• _Materials provided_
────────

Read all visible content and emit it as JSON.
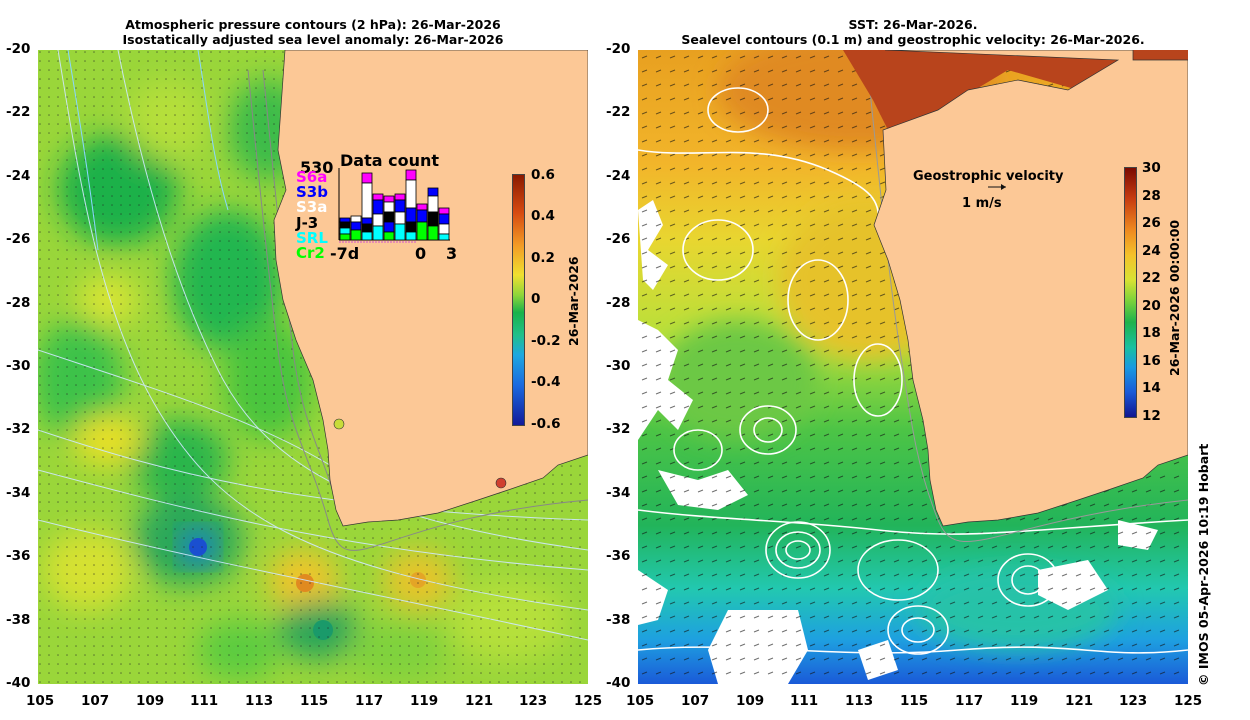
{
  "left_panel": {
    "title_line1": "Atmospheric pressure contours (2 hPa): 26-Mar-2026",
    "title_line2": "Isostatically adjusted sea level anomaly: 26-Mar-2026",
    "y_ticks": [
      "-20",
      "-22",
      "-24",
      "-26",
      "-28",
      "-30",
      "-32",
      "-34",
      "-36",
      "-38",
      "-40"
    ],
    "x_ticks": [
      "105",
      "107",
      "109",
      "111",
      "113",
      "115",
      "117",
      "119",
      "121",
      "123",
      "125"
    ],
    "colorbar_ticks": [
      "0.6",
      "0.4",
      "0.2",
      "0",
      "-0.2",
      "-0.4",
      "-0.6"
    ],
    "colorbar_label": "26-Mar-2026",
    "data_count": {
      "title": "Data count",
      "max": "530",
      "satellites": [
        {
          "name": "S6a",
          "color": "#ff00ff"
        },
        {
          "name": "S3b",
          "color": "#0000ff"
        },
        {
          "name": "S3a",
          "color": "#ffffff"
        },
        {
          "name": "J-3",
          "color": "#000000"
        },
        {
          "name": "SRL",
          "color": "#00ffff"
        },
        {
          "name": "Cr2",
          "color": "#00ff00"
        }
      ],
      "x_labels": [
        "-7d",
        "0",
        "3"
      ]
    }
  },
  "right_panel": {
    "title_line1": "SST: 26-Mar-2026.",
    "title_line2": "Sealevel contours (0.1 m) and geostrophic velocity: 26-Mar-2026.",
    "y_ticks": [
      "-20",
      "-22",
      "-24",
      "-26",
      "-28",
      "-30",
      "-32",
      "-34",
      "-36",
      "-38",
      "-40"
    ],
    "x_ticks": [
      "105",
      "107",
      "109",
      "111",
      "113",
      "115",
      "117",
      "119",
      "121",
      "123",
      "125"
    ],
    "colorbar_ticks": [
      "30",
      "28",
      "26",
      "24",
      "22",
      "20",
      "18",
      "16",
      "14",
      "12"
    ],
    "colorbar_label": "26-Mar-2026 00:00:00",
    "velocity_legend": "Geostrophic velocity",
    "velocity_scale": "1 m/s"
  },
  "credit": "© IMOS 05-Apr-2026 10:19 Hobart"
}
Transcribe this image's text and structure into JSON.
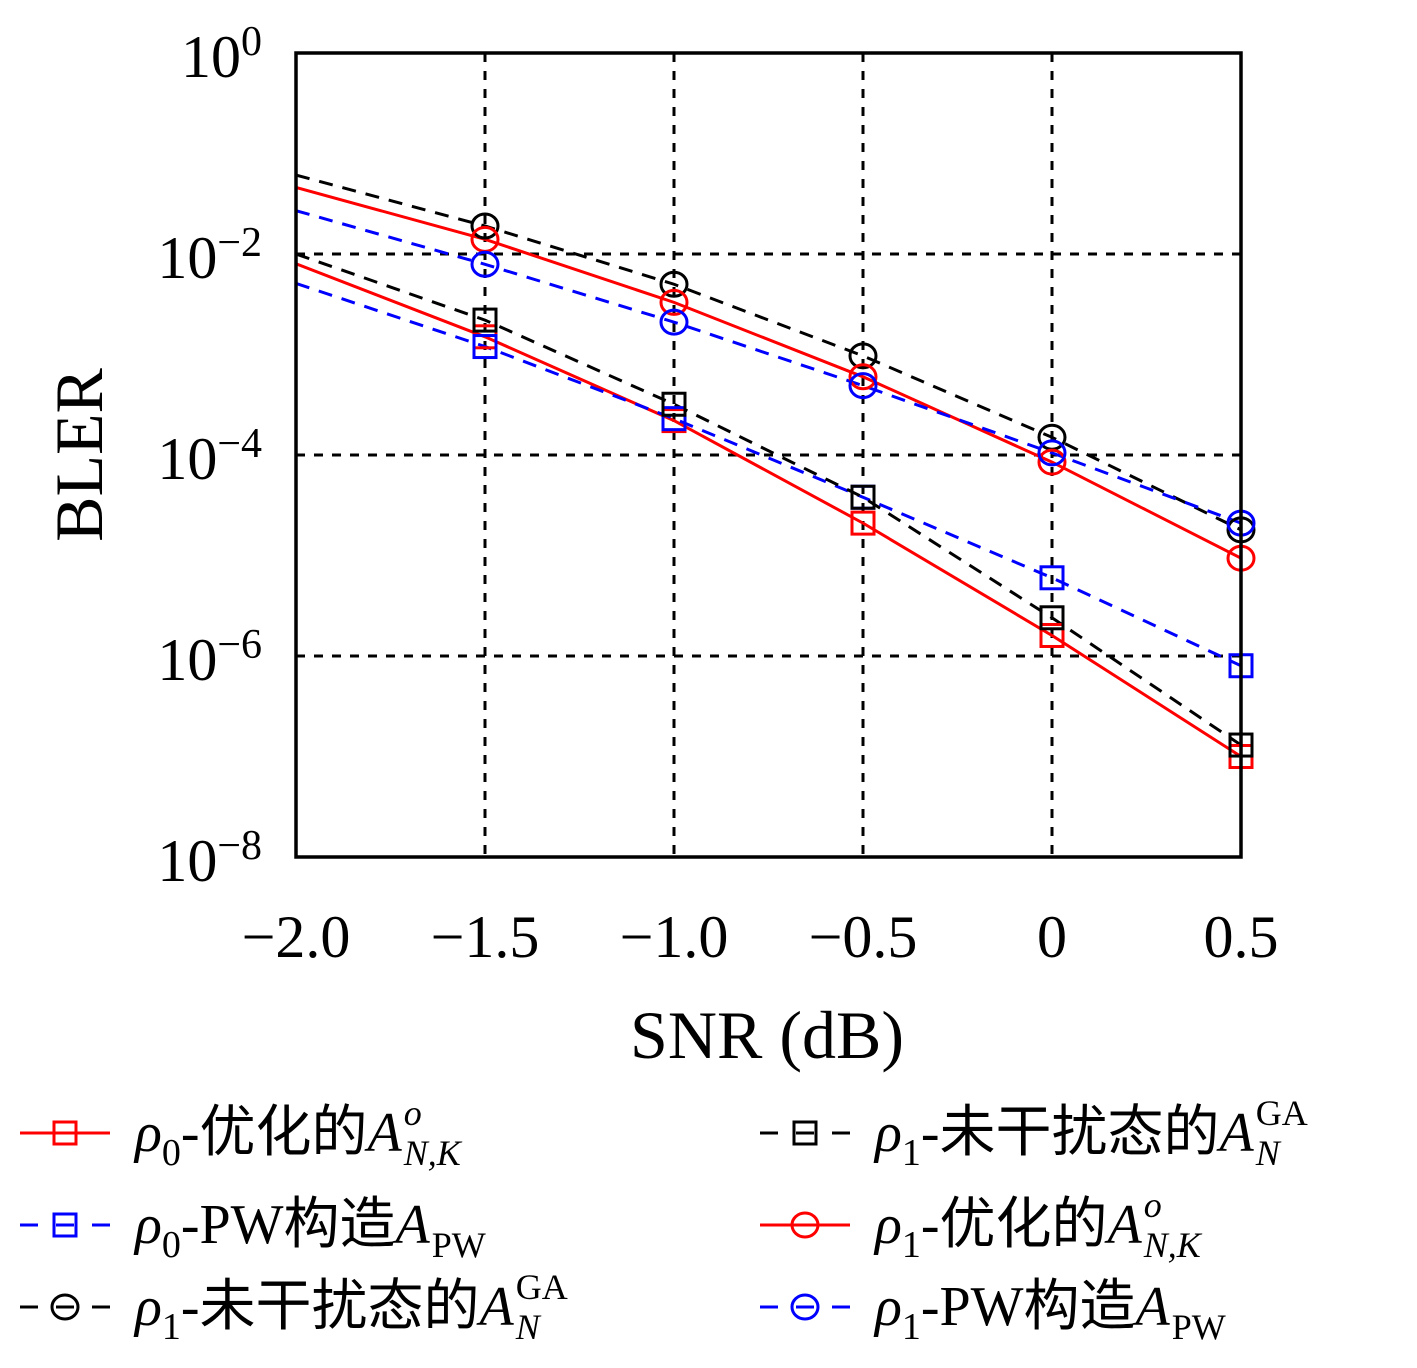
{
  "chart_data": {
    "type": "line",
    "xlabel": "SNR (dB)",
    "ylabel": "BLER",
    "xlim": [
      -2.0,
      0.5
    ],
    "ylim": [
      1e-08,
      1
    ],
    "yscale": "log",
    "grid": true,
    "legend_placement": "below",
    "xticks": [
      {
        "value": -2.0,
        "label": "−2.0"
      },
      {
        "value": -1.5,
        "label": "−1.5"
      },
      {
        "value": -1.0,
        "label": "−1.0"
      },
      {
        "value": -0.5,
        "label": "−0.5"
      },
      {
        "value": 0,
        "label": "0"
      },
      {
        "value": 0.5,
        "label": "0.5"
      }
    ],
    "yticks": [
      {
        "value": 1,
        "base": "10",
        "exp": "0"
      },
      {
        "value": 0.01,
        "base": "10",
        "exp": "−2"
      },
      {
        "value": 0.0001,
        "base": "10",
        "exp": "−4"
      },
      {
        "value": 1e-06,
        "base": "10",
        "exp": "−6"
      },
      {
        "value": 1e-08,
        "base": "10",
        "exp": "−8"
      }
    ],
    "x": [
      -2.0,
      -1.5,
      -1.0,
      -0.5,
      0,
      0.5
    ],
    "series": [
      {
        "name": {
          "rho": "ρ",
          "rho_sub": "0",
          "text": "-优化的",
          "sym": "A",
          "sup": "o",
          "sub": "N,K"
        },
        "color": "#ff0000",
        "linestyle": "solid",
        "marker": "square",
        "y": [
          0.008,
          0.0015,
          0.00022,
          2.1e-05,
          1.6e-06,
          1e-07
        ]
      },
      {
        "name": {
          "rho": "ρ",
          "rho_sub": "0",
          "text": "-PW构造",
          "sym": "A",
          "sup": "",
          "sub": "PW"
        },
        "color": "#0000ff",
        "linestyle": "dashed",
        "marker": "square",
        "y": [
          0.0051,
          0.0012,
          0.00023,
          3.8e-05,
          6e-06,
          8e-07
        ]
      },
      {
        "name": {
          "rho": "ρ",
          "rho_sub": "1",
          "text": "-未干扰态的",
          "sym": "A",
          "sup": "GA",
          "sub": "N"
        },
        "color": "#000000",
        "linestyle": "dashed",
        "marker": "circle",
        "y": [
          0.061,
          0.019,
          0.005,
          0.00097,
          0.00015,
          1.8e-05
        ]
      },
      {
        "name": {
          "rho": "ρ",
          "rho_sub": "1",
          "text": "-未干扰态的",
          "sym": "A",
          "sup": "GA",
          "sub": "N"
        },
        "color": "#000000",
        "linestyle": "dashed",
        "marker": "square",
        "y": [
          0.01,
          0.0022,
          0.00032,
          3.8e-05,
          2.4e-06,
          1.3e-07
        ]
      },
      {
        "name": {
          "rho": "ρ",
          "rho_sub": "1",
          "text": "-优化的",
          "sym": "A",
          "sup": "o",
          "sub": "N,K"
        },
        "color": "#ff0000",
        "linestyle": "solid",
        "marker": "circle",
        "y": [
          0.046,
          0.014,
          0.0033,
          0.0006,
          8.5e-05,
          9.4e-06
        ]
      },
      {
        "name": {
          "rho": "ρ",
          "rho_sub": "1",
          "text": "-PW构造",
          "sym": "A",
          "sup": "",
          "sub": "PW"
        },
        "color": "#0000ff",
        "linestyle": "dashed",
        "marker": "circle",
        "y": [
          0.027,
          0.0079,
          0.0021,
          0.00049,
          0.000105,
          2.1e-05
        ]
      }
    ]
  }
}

────────

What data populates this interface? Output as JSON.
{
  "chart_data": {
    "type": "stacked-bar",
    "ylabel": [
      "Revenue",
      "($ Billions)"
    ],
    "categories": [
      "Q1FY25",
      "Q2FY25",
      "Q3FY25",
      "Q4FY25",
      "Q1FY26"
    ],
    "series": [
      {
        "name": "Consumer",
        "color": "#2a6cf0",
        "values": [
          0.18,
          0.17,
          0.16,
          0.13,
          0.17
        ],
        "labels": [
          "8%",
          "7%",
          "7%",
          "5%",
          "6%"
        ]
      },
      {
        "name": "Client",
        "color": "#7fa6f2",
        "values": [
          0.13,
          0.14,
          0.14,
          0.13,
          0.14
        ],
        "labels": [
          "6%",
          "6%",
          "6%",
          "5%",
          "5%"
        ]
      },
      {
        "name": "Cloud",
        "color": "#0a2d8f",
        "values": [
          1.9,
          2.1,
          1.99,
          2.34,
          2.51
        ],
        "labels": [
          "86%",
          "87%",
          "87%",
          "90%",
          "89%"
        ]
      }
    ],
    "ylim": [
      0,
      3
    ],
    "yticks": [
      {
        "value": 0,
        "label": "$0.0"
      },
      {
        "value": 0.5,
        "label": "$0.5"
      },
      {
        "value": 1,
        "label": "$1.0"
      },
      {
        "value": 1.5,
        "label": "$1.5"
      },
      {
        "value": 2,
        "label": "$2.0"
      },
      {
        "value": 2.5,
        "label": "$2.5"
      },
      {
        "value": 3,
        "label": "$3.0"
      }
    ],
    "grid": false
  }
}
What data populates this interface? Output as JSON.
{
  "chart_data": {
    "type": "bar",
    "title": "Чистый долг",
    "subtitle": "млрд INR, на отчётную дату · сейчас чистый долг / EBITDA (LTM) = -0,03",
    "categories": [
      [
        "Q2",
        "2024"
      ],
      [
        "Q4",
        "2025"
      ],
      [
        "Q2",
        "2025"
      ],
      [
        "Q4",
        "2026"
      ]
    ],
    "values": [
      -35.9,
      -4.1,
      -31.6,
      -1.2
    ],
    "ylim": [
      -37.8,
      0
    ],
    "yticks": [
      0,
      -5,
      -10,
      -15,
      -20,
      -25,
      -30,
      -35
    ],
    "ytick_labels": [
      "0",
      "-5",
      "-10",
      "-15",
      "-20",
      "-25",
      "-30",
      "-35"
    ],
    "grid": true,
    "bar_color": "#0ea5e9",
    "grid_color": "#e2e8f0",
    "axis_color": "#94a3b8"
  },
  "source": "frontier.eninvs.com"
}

────────

• _Description of the task_
Where a line above contains the string "долг", copy that line.

• _Output for this exercise_
    "title": "Чистый долг",
    "subtitle": "млрд INR, на отчётную дату · сейчас чистый долг / EBITDA (LTM) = -0,03",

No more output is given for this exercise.